INSTRUCTIONS TO FOLLOW:
Filter the records below and copy every line containing the word "civilian".

DATA FOR THIS TASK:

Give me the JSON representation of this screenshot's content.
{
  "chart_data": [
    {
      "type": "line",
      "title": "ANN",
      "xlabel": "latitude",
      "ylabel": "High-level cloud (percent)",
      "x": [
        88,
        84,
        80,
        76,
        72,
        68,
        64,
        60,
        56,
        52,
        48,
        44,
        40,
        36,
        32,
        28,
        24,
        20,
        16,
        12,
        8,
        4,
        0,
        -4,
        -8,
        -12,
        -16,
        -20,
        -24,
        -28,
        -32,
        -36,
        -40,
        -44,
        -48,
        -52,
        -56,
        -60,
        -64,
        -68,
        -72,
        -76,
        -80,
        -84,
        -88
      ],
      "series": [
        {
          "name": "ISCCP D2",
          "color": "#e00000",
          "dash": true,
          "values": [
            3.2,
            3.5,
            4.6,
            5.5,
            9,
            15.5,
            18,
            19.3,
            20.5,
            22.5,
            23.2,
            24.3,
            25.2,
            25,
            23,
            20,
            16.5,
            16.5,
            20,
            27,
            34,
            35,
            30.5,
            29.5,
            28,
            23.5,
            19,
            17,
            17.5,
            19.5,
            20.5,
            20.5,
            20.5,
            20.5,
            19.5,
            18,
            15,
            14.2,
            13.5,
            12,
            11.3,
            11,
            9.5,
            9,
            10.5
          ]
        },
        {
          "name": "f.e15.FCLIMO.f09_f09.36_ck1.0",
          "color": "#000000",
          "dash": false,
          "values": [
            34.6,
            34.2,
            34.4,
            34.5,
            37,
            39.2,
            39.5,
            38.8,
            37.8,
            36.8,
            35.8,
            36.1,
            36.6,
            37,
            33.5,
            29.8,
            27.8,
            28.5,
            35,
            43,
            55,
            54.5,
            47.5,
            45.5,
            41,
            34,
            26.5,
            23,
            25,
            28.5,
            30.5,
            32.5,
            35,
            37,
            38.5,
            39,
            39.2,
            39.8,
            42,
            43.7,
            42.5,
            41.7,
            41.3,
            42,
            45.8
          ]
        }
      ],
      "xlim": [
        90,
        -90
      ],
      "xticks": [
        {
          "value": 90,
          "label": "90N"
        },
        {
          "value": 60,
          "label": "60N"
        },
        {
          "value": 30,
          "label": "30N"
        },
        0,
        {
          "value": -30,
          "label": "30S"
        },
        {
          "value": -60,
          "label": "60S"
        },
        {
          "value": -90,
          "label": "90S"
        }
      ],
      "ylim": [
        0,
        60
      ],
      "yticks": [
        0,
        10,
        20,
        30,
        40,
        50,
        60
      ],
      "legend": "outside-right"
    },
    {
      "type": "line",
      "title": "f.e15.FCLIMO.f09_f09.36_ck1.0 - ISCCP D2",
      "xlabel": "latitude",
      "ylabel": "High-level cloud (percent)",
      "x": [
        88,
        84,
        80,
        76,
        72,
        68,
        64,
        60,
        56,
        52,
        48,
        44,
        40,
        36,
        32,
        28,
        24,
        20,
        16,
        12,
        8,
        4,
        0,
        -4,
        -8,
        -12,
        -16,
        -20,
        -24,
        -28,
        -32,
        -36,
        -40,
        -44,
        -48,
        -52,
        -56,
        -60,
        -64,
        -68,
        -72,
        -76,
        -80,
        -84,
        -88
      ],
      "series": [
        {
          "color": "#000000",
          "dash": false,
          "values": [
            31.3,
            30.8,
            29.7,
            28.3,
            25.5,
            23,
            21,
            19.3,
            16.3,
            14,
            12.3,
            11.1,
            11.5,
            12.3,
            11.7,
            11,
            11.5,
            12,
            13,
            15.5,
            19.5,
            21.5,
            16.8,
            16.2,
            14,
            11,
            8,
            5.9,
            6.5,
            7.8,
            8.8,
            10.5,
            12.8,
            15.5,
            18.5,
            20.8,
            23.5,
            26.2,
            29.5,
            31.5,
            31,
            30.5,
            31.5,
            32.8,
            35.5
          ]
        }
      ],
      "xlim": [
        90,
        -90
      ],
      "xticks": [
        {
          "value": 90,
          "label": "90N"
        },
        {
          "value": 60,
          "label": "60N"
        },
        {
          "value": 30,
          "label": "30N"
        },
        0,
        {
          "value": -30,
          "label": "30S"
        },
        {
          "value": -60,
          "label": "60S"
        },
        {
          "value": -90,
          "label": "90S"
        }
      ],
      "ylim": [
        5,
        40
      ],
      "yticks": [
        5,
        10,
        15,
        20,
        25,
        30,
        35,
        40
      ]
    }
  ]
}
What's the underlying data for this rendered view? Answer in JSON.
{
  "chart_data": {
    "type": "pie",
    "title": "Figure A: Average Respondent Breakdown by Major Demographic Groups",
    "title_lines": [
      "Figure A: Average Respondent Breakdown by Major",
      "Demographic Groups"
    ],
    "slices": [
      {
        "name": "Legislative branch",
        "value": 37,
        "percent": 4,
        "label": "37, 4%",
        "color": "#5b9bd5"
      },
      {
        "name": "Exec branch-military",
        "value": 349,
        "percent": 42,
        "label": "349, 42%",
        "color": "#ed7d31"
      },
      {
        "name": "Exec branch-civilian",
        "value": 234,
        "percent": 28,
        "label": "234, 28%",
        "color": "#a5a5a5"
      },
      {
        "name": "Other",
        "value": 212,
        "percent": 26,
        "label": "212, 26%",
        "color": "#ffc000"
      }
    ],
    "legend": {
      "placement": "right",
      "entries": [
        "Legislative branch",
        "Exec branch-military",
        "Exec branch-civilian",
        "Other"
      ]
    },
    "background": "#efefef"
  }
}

RESPONSE BELOW:
        "name": "Exec branch-civilian",
        "Exec branch-civilian",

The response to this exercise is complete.